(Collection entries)
************
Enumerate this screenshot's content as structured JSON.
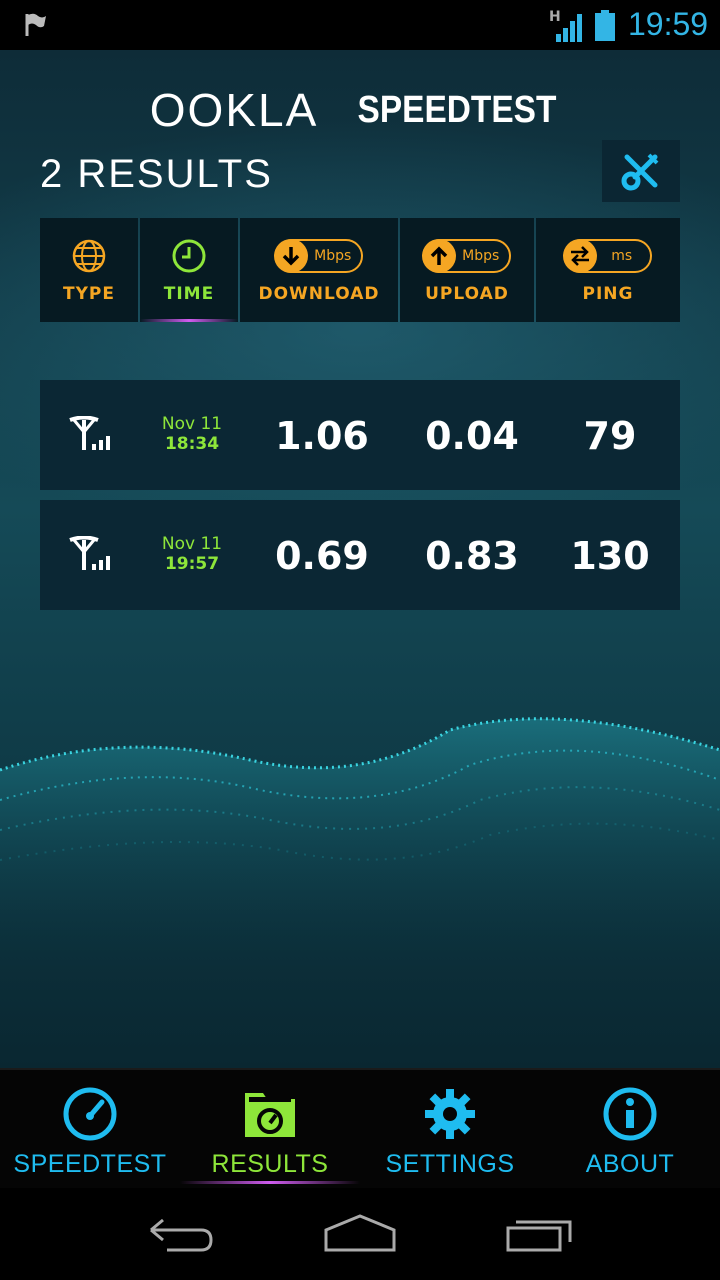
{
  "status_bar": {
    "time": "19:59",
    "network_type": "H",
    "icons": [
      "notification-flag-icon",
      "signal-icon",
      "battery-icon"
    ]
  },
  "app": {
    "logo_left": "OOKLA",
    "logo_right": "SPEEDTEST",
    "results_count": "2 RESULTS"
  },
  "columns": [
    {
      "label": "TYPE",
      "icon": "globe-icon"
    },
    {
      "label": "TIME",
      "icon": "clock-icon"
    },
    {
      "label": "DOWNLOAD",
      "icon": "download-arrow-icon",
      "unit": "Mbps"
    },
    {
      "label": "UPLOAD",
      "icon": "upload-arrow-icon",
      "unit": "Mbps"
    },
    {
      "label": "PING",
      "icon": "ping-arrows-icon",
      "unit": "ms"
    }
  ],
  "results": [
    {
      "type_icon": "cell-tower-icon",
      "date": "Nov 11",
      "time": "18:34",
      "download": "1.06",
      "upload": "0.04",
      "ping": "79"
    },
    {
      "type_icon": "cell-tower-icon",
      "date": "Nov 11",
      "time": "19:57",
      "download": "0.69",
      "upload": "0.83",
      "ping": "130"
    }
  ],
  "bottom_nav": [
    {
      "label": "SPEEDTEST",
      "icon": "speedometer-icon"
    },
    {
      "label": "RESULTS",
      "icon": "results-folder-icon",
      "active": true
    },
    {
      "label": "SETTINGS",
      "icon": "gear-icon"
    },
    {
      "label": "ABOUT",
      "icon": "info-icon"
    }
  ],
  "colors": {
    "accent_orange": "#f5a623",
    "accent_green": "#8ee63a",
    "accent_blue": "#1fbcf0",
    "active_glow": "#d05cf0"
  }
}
************
*WHAT YOU NEED TO DO:*
Apart from the pictures, the entries above are to be repeated in full and exactly.

*REPLY:*
Enumerate this screenshot's content as structured JSON.
{
  "status_bar": {
    "time": "19:59",
    "network_type": "H",
    "icons": [
      "notification-flag-icon",
      "signal-icon",
      "battery-icon"
    ]
  },
  "app": {
    "logo_left": "OOKLA",
    "logo_right": "SPEEDTEST",
    "results_count": "2 RESULTS"
  },
  "columns": [
    {
      "label": "TYPE",
      "icon": "globe-icon"
    },
    {
      "label": "TIME",
      "icon": "clock-icon"
    },
    {
      "label": "DOWNLOAD",
      "icon": "download-arrow-icon",
      "unit": "Mbps"
    },
    {
      "label": "UPLOAD",
      "icon": "upload-arrow-icon",
      "unit": "Mbps"
    },
    {
      "label": "PING",
      "icon": "ping-arrows-icon",
      "unit": "ms"
    }
  ],
  "results": [
    {
      "type_icon": "cell-tower-icon",
      "date": "Nov 11",
      "time": "18:34",
      "download": "1.06",
      "upload": "0.04",
      "ping": "79"
    },
    {
      "type_icon": "cell-tower-icon",
      "date": "Nov 11",
      "time": "19:57",
      "download": "0.69",
      "upload": "0.83",
      "ping": "130"
    }
  ],
  "bottom_nav": [
    {
      "label": "SPEEDTEST",
      "icon": "speedometer-icon"
    },
    {
      "label": "RESULTS",
      "icon": "results-folder-icon",
      "active": true
    },
    {
      "label": "SETTINGS",
      "icon": "gear-icon"
    },
    {
      "label": "ABOUT",
      "icon": "info-icon"
    }
  ],
  "colors": {
    "accent_orange": "#f5a623",
    "accent_green": "#8ee63a",
    "accent_blue": "#1fbcf0",
    "active_glow": "#d05cf0"
  }
}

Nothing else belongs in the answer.